▶ [PROBLEM DETAILS] Pictures do not belong in the copy. Return all of the entries exactly.
--- Begin ---
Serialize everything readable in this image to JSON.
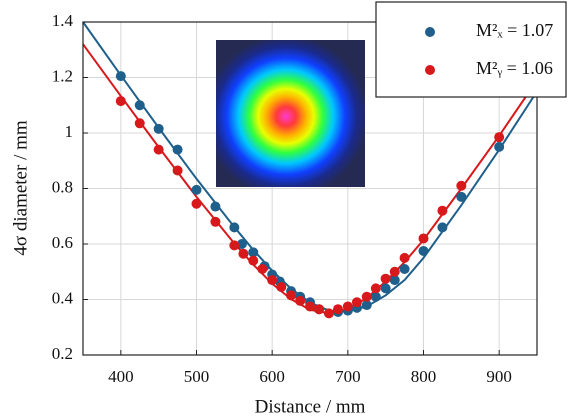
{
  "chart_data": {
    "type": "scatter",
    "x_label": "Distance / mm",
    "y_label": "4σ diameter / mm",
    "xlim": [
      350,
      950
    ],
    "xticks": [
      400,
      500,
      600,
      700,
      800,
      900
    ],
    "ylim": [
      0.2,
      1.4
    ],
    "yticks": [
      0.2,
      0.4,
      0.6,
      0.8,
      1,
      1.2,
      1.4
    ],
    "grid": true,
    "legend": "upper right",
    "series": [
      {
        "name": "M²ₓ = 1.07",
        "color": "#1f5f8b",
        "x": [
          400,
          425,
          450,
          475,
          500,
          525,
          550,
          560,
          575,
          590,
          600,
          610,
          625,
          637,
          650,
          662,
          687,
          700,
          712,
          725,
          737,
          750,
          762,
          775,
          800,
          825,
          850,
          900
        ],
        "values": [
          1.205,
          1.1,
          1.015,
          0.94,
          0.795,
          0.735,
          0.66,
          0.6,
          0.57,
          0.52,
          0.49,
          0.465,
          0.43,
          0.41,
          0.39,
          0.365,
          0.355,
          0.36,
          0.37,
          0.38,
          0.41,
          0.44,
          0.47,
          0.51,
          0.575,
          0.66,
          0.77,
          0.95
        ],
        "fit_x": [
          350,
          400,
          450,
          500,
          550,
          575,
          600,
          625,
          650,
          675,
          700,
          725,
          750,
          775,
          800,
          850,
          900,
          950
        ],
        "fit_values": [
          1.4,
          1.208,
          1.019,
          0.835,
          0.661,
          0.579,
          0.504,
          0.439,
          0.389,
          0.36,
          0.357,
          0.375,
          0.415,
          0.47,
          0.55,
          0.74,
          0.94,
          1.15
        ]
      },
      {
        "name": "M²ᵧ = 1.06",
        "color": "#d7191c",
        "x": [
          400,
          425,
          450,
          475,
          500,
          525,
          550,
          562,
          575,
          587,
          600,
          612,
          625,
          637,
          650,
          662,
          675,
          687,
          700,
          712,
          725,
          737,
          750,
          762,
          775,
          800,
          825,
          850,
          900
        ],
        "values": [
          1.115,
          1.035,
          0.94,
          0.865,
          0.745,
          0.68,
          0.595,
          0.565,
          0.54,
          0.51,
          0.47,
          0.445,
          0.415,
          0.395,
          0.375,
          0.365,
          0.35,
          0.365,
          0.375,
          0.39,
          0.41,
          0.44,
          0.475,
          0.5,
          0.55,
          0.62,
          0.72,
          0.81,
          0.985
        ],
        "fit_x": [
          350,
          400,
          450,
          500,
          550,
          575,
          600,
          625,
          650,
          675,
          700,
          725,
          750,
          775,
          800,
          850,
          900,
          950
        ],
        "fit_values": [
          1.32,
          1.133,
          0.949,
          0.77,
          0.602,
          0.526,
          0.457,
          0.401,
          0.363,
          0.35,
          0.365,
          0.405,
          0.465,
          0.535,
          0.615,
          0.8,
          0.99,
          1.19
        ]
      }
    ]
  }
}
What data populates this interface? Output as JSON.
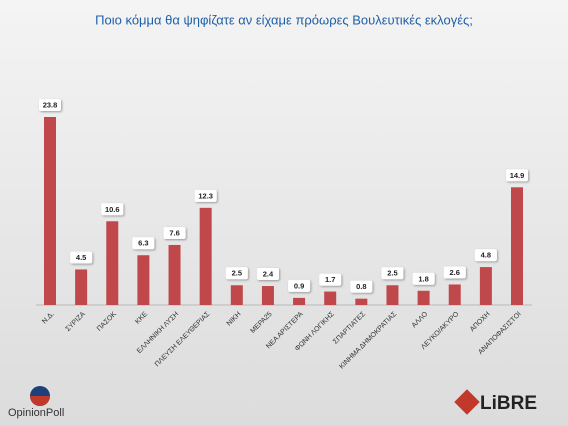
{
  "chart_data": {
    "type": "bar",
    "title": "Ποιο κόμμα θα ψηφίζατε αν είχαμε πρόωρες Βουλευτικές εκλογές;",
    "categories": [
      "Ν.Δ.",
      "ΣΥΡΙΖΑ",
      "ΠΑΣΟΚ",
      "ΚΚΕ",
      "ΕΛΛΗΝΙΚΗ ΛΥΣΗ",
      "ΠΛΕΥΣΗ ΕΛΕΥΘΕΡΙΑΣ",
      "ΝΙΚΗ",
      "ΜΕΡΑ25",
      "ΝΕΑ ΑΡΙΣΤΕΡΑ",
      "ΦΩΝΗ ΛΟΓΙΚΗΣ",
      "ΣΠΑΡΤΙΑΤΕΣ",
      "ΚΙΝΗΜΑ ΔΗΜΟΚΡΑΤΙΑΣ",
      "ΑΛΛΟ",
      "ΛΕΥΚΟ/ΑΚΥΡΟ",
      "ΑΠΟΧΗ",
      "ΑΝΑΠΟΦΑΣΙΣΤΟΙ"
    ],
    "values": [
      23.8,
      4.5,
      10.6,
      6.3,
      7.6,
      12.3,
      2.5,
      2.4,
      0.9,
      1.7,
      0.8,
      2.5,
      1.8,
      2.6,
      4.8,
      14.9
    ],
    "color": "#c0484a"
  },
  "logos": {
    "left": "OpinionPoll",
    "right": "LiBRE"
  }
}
--- End ---
▶ [TASK RESULT]
Serialize everything readable in this image to JSON.
{
  "chart_data": {
    "type": "scatter",
    "x_label": "Distance / mm",
    "y_label": "4σ diameter / mm",
    "xlim": [
      350,
      950
    ],
    "xticks": [
      400,
      500,
      600,
      700,
      800,
      900
    ],
    "ylim": [
      0.2,
      1.4
    ],
    "yticks": [
      0.2,
      0.4,
      0.6,
      0.8,
      1,
      1.2,
      1.4
    ],
    "grid": true,
    "legend": "upper right",
    "series": [
      {
        "name": "M²ₓ = 1.07",
        "color": "#1f5f8b",
        "x": [
          400,
          425,
          450,
          475,
          500,
          525,
          550,
          560,
          575,
          590,
          600,
          610,
          625,
          637,
          650,
          662,
          687,
          700,
          712,
          725,
          737,
          750,
          762,
          775,
          800,
          825,
          850,
          900
        ],
        "values": [
          1.205,
          1.1,
          1.015,
          0.94,
          0.795,
          0.735,
          0.66,
          0.6,
          0.57,
          0.52,
          0.49,
          0.465,
          0.43,
          0.41,
          0.39,
          0.365,
          0.355,
          0.36,
          0.37,
          0.38,
          0.41,
          0.44,
          0.47,
          0.51,
          0.575,
          0.66,
          0.77,
          0.95
        ],
        "fit_x": [
          350,
          400,
          450,
          500,
          550,
          575,
          600,
          625,
          650,
          675,
          700,
          725,
          750,
          775,
          800,
          850,
          900,
          950
        ],
        "fit_values": [
          1.4,
          1.208,
          1.019,
          0.835,
          0.661,
          0.579,
          0.504,
          0.439,
          0.389,
          0.36,
          0.357,
          0.375,
          0.415,
          0.47,
          0.55,
          0.74,
          0.94,
          1.15
        ]
      },
      {
        "name": "M²ᵧ = 1.06",
        "color": "#d7191c",
        "x": [
          400,
          425,
          450,
          475,
          500,
          525,
          550,
          562,
          575,
          587,
          600,
          612,
          625,
          637,
          650,
          662,
          675,
          687,
          700,
          712,
          725,
          737,
          750,
          762,
          775,
          800,
          825,
          850,
          900
        ],
        "values": [
          1.115,
          1.035,
          0.94,
          0.865,
          0.745,
          0.68,
          0.595,
          0.565,
          0.54,
          0.51,
          0.47,
          0.445,
          0.415,
          0.395,
          0.375,
          0.365,
          0.35,
          0.365,
          0.375,
          0.39,
          0.41,
          0.44,
          0.475,
          0.5,
          0.55,
          0.62,
          0.72,
          0.81,
          0.985
        ],
        "fit_x": [
          350,
          400,
          450,
          500,
          550,
          575,
          600,
          625,
          650,
          675,
          700,
          725,
          750,
          775,
          800,
          850,
          900,
          950
        ],
        "fit_values": [
          1.32,
          1.133,
          0.949,
          0.77,
          0.602,
          0.526,
          0.457,
          0.401,
          0.363,
          0.35,
          0.365,
          0.405,
          0.465,
          0.535,
          0.615,
          0.8,
          0.99,
          1.19
        ]
      }
    ]
  }
}
What data populates this interface? Output as JSON.
{
  "chart_data": {
    "type": "bar",
    "title": "Ποιο κόμμα θα ψηφίζατε αν είχαμε πρόωρες Βουλευτικές εκλογές;",
    "categories": [
      "Ν.Δ.",
      "ΣΥΡΙΖΑ",
      "ΠΑΣΟΚ",
      "ΚΚΕ",
      "ΕΛΛΗΝΙΚΗ ΛΥΣΗ",
      "ΠΛΕΥΣΗ ΕΛΕΥΘΕΡΙΑΣ",
      "ΝΙΚΗ",
      "ΜΕΡΑ25",
      "ΝΕΑ ΑΡΙΣΤΕΡΑ",
      "ΦΩΝΗ ΛΟΓΙΚΗΣ",
      "ΣΠΑΡΤΙΑΤΕΣ",
      "ΚΙΝΗΜΑ ΔΗΜΟΚΡΑΤΙΑΣ",
      "ΑΛΛΟ",
      "ΛΕΥΚΟ/ΑΚΥΡΟ",
      "ΑΠΟΧΗ",
      "ΑΝΑΠΟΦΑΣΙΣΤΟΙ"
    ],
    "values": [
      23.8,
      4.5,
      10.6,
      6.3,
      7.6,
      12.3,
      2.5,
      2.4,
      0.9,
      1.7,
      0.8,
      2.5,
      1.8,
      2.6,
      4.8,
      14.9
    ],
    "color": "#c0484a"
  },
  "logos": {
    "left": "OpinionPoll",
    "right": "LiBRE"
  }
}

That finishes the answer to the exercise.